• [Dataset records]
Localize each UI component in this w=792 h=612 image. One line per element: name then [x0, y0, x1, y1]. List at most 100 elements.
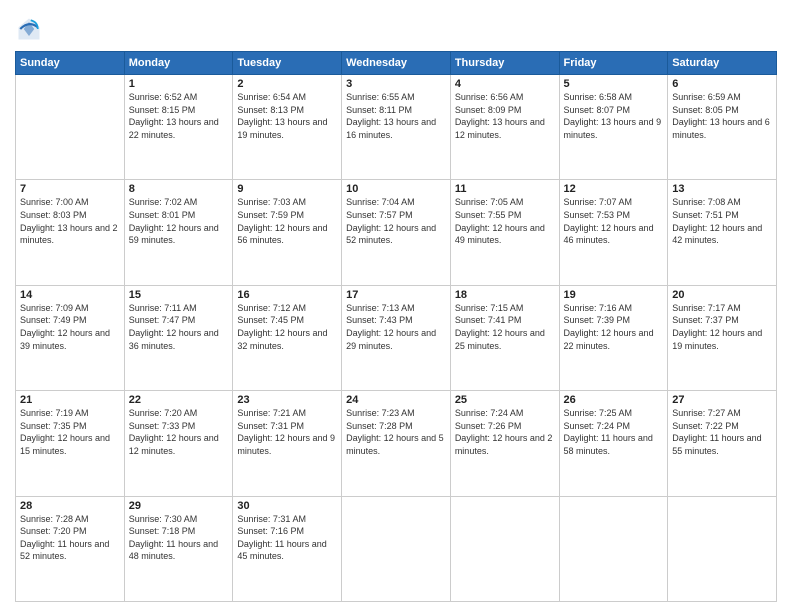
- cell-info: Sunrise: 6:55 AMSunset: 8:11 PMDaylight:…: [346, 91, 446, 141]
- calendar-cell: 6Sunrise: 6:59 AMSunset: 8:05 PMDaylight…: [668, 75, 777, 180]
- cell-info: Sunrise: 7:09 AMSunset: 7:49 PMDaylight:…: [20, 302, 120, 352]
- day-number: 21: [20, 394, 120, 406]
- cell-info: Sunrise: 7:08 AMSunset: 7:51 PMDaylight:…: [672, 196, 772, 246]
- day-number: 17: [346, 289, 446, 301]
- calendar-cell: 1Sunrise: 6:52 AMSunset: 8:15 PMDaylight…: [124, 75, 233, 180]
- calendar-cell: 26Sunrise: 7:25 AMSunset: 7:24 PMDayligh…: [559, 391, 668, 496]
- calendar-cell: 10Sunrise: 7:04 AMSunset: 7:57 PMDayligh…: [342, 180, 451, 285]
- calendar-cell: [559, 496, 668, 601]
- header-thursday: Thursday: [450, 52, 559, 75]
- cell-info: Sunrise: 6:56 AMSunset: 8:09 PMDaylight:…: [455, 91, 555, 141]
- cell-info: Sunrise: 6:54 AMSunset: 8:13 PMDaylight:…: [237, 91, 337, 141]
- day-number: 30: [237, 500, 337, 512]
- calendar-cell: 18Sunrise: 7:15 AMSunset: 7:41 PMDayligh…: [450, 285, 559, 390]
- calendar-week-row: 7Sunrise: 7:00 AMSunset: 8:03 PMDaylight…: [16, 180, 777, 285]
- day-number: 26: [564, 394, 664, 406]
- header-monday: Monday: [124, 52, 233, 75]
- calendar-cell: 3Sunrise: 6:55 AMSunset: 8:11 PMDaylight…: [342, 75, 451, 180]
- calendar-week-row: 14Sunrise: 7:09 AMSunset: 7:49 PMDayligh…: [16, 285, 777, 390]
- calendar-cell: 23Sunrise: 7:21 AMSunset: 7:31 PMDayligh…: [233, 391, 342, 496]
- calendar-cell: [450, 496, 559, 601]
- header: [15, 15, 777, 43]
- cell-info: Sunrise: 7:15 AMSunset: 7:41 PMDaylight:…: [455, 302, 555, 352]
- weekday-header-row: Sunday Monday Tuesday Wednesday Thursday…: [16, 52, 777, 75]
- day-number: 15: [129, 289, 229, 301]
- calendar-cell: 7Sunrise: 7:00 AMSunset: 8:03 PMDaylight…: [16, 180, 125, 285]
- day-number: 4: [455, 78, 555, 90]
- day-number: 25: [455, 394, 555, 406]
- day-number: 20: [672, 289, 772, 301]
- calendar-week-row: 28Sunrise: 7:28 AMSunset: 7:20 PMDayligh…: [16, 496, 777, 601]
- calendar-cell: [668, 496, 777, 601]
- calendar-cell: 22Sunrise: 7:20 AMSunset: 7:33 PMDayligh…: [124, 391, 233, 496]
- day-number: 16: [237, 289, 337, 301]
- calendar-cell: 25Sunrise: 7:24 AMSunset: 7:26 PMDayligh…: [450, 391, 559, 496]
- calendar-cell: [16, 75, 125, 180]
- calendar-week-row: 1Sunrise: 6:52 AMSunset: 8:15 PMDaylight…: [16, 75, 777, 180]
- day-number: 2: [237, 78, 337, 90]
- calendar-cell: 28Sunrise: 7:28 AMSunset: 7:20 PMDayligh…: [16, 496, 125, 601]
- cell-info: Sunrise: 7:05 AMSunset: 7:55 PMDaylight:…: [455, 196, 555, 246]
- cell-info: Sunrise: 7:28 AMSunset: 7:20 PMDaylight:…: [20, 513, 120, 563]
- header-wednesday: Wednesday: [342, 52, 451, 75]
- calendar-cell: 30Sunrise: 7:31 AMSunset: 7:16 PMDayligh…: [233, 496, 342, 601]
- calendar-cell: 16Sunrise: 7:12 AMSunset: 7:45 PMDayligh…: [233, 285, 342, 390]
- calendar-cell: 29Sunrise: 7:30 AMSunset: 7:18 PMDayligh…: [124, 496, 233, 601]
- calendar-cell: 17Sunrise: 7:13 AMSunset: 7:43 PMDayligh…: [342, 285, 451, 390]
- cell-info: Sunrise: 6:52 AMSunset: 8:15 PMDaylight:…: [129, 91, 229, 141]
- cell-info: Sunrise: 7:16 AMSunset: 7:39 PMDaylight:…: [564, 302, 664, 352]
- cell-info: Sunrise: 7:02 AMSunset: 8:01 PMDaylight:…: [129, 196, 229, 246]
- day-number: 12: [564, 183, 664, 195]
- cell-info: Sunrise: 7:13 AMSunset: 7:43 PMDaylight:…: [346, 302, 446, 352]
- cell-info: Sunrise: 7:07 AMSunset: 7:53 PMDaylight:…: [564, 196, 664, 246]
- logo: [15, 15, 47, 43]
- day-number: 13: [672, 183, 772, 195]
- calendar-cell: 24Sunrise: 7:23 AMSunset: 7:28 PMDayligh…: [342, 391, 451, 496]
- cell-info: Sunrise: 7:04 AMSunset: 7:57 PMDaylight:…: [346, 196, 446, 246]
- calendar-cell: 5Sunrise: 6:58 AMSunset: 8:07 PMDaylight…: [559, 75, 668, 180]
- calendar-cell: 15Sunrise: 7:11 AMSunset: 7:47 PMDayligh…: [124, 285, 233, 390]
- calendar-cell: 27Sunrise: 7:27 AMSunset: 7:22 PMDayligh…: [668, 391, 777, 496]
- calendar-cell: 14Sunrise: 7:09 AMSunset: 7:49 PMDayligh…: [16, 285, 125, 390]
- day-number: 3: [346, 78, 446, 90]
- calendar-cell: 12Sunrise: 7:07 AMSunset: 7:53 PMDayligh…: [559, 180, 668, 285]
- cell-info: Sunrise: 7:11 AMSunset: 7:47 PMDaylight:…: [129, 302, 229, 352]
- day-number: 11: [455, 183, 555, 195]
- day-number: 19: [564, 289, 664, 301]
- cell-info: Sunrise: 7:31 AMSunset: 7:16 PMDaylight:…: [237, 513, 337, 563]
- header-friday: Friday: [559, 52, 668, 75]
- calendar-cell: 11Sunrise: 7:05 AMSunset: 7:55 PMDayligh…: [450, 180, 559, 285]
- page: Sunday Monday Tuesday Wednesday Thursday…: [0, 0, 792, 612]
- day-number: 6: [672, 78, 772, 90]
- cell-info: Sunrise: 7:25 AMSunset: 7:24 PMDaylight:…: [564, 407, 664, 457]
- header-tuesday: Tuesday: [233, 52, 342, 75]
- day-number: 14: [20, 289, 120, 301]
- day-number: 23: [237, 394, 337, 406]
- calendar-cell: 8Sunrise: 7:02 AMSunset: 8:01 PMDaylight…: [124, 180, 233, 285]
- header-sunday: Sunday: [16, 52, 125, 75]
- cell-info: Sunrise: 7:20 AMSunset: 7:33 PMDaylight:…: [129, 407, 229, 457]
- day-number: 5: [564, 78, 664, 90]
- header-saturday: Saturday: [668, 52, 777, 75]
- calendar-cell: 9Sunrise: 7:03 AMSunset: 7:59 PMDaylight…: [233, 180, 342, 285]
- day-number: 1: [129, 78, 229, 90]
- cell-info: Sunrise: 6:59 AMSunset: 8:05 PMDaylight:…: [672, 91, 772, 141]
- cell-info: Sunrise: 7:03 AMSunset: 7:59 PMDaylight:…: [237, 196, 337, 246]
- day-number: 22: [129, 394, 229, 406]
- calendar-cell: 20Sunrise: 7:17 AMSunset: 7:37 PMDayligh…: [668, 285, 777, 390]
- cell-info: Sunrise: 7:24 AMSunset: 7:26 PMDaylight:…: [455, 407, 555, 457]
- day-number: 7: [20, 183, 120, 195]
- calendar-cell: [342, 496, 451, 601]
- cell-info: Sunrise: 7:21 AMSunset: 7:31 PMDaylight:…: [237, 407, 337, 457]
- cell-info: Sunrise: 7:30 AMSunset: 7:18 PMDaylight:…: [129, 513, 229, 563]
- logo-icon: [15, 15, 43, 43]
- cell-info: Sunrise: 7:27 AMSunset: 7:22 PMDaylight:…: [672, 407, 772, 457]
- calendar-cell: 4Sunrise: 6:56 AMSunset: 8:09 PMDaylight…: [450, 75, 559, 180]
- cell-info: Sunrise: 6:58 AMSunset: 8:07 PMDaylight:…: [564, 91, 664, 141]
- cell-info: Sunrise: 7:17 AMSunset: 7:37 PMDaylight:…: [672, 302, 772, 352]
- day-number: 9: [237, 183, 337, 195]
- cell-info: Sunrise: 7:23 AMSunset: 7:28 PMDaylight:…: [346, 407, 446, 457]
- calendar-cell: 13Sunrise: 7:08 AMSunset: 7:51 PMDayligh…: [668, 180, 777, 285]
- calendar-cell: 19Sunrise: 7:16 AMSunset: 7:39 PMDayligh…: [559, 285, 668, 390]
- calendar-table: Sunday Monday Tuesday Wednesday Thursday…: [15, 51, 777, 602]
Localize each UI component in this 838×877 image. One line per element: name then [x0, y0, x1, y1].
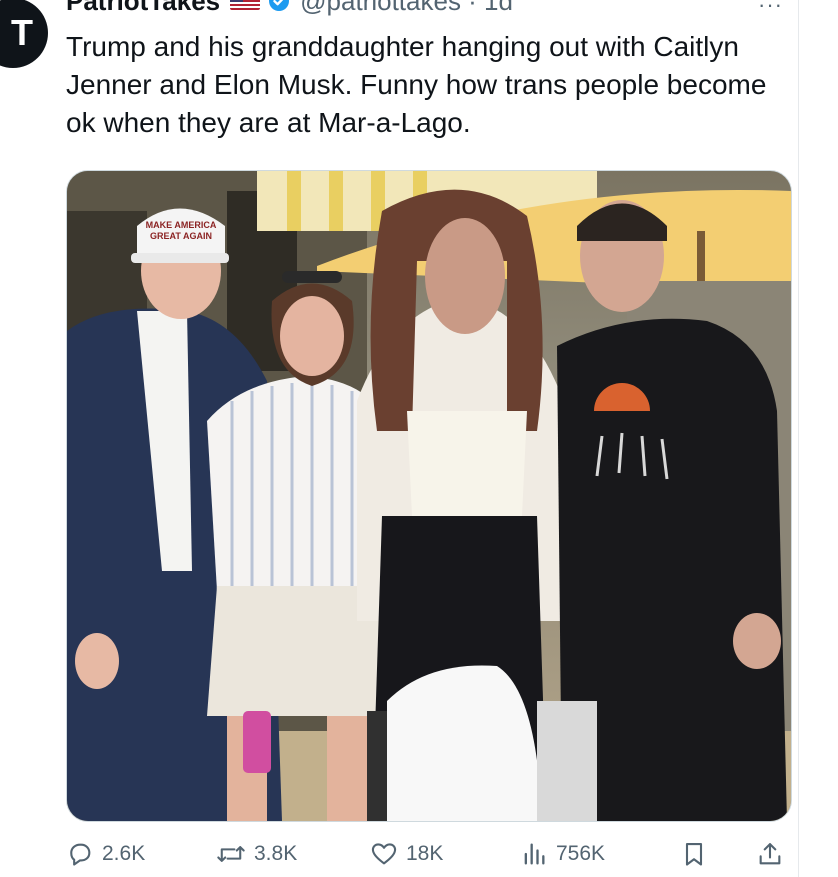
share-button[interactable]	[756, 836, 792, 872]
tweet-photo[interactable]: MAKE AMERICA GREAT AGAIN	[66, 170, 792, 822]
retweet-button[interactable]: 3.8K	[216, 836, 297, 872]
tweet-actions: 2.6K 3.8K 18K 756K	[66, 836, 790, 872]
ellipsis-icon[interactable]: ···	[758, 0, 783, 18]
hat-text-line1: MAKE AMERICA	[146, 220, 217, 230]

• [Problem] Output the lines starting at the one containing "- cell-info: Sunrise: 6:55" and ending at the one containing "- day-number: 30: [237, 500, 337, 512]" as a Markdown table with two columns, No. and Line. Give each line a running number and leave out blank lines.

• [Response]
| No. | Line |
|---|---|
| 1 | - cell-info: Sunrise: 6:55 AMSunset: 8:11 PMDaylight:…: [346, 91, 446, 141] |
| 2 | - calendar-cell: 6Sunrise: 6:59 AMSunset: 8:05 PMDaylight…: [668, 75, 777, 180] |
| 3 | - cell-info: Sunrise: 7:09 AMSunset: 7:49 PMDaylight:…: [20, 302, 120, 352] |
| 4 | - day-number: 21: [20, 394, 120, 406] |
| 5 | - cell-info: Sunrise: 7:08 AMSunset: 7:51 PMDaylight:…: [672, 196, 772, 246] |
| 6 | - day-number: 17: [346, 289, 446, 301] |
| 7 | - calendar-cell: 1Sunrise: 6:52 AMSunset: 8:15 PMDaylight…: [124, 75, 233, 180] |
| 8 | - calendar-cell: 26Sunrise: 7:25 AMSunset: 7:24 PMDayligh…: [559, 391, 668, 496] |
| 9 | - calendar-cell: 10Sunrise: 7:04 AMSunset: 7:57 PMDayligh…: [342, 180, 451, 285] |
| 10 | - calendar-cell: [559, 496, 668, 601] |
| 11 | - header-thursday: Thursday: [450, 52, 559, 75] |
| 12 | - cell-info: Sunrise: 6:56 AMSunset: 8:09 PMDaylight:…: [455, 91, 555, 141] |
| 13 | - cell-info: Sunrise: 6:54 AMSunset: 8:13 PMDaylight:…: [237, 91, 337, 141] |
| 14 | - day-number: 30: [237, 500, 337, 512] |